• THE TASK: Print the whole listing exactly.

---------- INPUT FOR THIS TASK

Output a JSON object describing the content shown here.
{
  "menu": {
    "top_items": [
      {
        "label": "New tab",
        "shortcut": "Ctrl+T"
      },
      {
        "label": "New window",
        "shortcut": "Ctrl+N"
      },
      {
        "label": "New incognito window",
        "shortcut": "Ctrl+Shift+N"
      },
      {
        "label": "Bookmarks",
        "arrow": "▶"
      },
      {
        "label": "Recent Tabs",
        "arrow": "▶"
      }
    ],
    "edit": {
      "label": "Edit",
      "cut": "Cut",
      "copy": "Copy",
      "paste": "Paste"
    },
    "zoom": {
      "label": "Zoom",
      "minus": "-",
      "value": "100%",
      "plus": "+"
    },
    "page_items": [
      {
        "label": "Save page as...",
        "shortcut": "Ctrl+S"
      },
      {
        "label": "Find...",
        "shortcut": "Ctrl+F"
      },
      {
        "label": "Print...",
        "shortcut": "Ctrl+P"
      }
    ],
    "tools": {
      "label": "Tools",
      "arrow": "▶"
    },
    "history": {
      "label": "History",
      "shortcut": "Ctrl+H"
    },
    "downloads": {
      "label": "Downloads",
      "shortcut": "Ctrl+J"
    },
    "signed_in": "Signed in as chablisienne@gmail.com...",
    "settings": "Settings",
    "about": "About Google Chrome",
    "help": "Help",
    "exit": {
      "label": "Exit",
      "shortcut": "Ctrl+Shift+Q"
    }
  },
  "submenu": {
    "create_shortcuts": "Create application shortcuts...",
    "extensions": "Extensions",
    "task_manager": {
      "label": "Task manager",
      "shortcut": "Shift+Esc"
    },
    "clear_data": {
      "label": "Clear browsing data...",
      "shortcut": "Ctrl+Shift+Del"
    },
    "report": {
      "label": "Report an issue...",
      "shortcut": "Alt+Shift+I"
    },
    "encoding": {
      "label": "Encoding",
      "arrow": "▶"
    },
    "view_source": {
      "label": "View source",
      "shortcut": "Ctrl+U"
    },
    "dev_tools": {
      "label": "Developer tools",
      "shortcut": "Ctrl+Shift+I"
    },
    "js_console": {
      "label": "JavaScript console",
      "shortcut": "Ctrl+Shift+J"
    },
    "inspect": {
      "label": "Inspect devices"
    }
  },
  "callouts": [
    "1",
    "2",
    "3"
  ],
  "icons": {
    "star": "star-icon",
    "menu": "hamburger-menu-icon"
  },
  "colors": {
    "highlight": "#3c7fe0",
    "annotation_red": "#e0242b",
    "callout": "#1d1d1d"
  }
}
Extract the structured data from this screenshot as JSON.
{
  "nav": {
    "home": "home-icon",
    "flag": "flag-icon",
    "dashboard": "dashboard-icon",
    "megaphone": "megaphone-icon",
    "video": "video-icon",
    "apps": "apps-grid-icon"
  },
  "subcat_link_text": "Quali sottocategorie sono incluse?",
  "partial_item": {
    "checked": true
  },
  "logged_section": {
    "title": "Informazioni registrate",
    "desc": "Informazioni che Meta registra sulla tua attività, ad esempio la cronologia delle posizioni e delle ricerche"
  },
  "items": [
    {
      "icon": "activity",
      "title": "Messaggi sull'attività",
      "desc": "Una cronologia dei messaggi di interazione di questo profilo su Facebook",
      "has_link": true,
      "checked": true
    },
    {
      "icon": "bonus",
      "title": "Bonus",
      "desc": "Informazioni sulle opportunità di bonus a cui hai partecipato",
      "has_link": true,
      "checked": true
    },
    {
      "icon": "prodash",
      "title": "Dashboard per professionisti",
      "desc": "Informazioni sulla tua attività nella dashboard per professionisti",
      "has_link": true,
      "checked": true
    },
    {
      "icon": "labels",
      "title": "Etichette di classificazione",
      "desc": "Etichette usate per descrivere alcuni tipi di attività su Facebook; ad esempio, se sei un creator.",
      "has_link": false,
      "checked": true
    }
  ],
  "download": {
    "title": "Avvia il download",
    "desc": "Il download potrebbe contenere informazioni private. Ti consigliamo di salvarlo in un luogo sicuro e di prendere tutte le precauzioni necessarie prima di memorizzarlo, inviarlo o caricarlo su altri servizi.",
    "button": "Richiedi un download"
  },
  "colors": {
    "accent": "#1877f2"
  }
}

--------------------

• EXERCISE RESPONSE:
Output a JSON object describing the content shown here.
{
  "menu": {
    "top_items": [
      {
        "label": "New tab",
        "shortcut": "Ctrl+T"
      },
      {
        "label": "New window",
        "shortcut": "Ctrl+N"
      },
      {
        "label": "New incognito window",
        "shortcut": "Ctrl+Shift+N"
      },
      {
        "label": "Bookmarks",
        "arrow": "▶"
      },
      {
        "label": "Recent Tabs",
        "arrow": "▶"
      }
    ],
    "edit": {
      "label": "Edit",
      "cut": "Cut",
      "copy": "Copy",
      "paste": "Paste"
    },
    "zoom": {
      "label": "Zoom",
      "minus": "-",
      "value": "100%",
      "plus": "+"
    },
    "page_items": [
      {
        "label": "Save page as...",
        "shortcut": "Ctrl+S"
      },
      {
        "label": "Find...",
        "shortcut": "Ctrl+F"
      },
      {
        "label": "Print...",
        "shortcut": "Ctrl+P"
      }
    ],
    "tools": {
      "label": "Tools",
      "arrow": "▶"
    },
    "history": {
      "label": "History",
      "shortcut": "Ctrl+H"
    },
    "downloads": {
      "label": "Downloads",
      "shortcut": "Ctrl+J"
    },
    "signed_in": "Signed in as chablisienne@gmail.com...",
    "settings": "Settings",
    "about": "About Google Chrome",
    "help": "Help",
    "exit": {
      "label": "Exit",
      "shortcut": "Ctrl+Shift+Q"
    }
  },
  "submenu": {
    "create_shortcuts": "Create application shortcuts...",
    "extensions": "Extensions",
    "task_manager": {
      "label": "Task manager",
      "shortcut": "Shift+Esc"
    },
    "clear_data": {
      "label": "Clear browsing data...",
      "shortcut": "Ctrl+Shift+Del"
    },
    "report": {
      "label": "Report an issue...",
      "shortcut": "Alt+Shift+I"
    },
    "encoding": {
      "label": "Encoding",
      "arrow": "▶"
    },
    "view_source": {
      "label": "View source",
      "shortcut": "Ctrl+U"
    },
    "dev_tools": {
      "label": "Developer tools",
      "shortcut": "Ctrl+Shift+I"
    },
    "js_console": {
      "label": "JavaScript console",
      "shortcut": "Ctrl+Shift+J"
    },
    "inspect": {
      "label": "Inspect devices"
    }
  },
  "callouts": [
    "1",
    "2",
    "3"
  ],
  "icons": {
    "star": "star-icon",
    "menu": "hamburger-menu-icon"
  },
  "colors": {
    "highlight": "#3c7fe0",
    "annotation_red": "#e0242b",
    "callout": "#1d1d1d"
  }
}
Extract the structured data from this screenshot as JSON.
{
  "nav": {
    "home": "home-icon",
    "flag": "flag-icon",
    "dashboard": "dashboard-icon",
    "megaphone": "megaphone-icon",
    "video": "video-icon",
    "apps": "apps-grid-icon"
  },
  "subcat_link_text": "Quali sottocategorie sono incluse?",
  "partial_item": {
    "checked": true
  },
  "logged_section": {
    "title": "Informazioni registrate",
    "desc": "Informazioni che Meta registra sulla tua attività, ad esempio la cronologia delle posizioni e delle ricerche"
  },
  "items": [
    {
      "icon": "activity",
      "title": "Messaggi sull'attività",
      "desc": "Una cronologia dei messaggi di interazione di questo profilo su Facebook",
      "has_link": true,
      "checked": true
    },
    {
      "icon": "bonus",
      "title": "Bonus",
      "desc": "Informazioni sulle opportunità di bonus a cui hai partecipato",
      "has_link": true,
      "checked": true
    },
    {
      "icon": "prodash",
      "title": "Dashboard per professionisti",
      "desc": "Informazioni sulla tua attività nella dashboard per professionisti",
      "has_link": true,
      "checked": true
    },
    {
      "icon": "labels",
      "title": "Etichette di classificazione",
      "desc": "Etichette usate per descrivere alcuni tipi di attività su Facebook; ad esempio, se sei un creator.",
      "has_link": false,
      "checked": true
    }
  ],
  "download": {
    "title": "Avvia il download",
    "desc": "Il download potrebbe contenere informazioni private. Ti consigliamo di salvarlo in un luogo sicuro e di prendere tutte le precauzioni necessarie prima di memorizzarlo, inviarlo o caricarlo su altri servizi.",
    "button": "Richiedi un download"
  },
  "colors": {
    "accent": "#1877f2"
  }
}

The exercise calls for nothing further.